### EXERCISE INPUT
[BEGIN]

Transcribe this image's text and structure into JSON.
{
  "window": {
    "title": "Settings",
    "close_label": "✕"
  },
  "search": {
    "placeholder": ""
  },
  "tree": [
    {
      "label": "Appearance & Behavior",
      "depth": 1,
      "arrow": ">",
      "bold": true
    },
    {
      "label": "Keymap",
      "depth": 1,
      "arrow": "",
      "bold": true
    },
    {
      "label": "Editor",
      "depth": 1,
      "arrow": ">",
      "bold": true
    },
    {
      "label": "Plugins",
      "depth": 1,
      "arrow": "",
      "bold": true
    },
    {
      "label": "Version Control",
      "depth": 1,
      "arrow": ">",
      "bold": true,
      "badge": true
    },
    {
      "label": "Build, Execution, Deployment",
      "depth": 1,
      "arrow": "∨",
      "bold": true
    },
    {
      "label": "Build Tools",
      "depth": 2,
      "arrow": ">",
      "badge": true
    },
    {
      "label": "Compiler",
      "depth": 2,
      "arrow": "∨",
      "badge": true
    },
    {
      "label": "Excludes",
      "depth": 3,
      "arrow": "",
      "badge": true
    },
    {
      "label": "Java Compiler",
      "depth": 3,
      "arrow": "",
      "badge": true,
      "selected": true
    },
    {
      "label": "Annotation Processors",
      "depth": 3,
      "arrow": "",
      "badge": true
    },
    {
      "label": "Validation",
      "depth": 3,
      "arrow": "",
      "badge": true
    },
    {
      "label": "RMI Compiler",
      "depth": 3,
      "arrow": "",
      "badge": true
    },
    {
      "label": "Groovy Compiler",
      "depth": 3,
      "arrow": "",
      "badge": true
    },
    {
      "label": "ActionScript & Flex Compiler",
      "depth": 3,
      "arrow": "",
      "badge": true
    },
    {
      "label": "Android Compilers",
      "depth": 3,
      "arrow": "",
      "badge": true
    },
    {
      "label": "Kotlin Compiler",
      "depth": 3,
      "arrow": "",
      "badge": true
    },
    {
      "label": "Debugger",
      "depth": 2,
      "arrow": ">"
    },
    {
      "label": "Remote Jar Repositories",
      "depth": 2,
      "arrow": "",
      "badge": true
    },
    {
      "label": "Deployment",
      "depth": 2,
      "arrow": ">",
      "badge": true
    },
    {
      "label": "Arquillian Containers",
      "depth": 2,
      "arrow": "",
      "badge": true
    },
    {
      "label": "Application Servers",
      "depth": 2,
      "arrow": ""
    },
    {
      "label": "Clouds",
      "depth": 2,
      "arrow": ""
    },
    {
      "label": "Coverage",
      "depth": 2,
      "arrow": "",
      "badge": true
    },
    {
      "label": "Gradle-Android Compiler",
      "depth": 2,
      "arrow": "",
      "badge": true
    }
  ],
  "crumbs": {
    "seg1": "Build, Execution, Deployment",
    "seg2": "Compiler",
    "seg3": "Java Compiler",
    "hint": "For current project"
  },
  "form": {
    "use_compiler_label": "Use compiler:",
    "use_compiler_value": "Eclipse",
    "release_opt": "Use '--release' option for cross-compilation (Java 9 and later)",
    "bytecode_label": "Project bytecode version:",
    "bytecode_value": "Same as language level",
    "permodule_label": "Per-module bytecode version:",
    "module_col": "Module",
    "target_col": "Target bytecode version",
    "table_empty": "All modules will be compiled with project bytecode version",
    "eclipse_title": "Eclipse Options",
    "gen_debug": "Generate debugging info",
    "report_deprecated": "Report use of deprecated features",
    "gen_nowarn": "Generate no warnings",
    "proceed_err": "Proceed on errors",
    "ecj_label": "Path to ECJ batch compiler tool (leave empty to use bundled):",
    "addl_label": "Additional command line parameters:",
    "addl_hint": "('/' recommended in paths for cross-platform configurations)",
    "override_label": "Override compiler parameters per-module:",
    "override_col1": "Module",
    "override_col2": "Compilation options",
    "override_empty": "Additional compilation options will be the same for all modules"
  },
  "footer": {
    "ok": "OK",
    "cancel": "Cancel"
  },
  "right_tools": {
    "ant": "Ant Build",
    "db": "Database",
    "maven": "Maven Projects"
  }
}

[END]
[BEGIN]

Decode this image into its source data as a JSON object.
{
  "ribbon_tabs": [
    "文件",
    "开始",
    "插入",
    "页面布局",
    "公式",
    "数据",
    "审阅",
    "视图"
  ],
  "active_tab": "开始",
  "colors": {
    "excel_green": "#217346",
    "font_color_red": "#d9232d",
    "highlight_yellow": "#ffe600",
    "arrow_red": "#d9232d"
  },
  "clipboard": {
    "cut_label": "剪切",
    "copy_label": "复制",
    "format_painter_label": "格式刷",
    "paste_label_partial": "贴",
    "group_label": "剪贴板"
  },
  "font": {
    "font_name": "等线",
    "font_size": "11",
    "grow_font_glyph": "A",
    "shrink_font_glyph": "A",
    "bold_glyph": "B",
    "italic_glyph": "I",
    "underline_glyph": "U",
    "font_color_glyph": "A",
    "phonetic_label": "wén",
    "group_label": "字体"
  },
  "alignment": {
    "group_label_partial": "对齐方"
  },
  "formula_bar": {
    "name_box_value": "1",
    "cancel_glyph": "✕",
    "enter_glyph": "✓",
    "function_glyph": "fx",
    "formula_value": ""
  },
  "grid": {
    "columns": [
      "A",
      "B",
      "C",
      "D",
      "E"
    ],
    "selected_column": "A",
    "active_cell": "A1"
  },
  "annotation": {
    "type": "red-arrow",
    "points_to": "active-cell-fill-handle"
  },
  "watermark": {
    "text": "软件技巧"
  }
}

[END]

### TO DO
Pull out every line holding "text" from the records above, and copy it.

### SOLVED EXERCISE
Transcribe this image's text and structure into JSON.
    "text": "软件技巧"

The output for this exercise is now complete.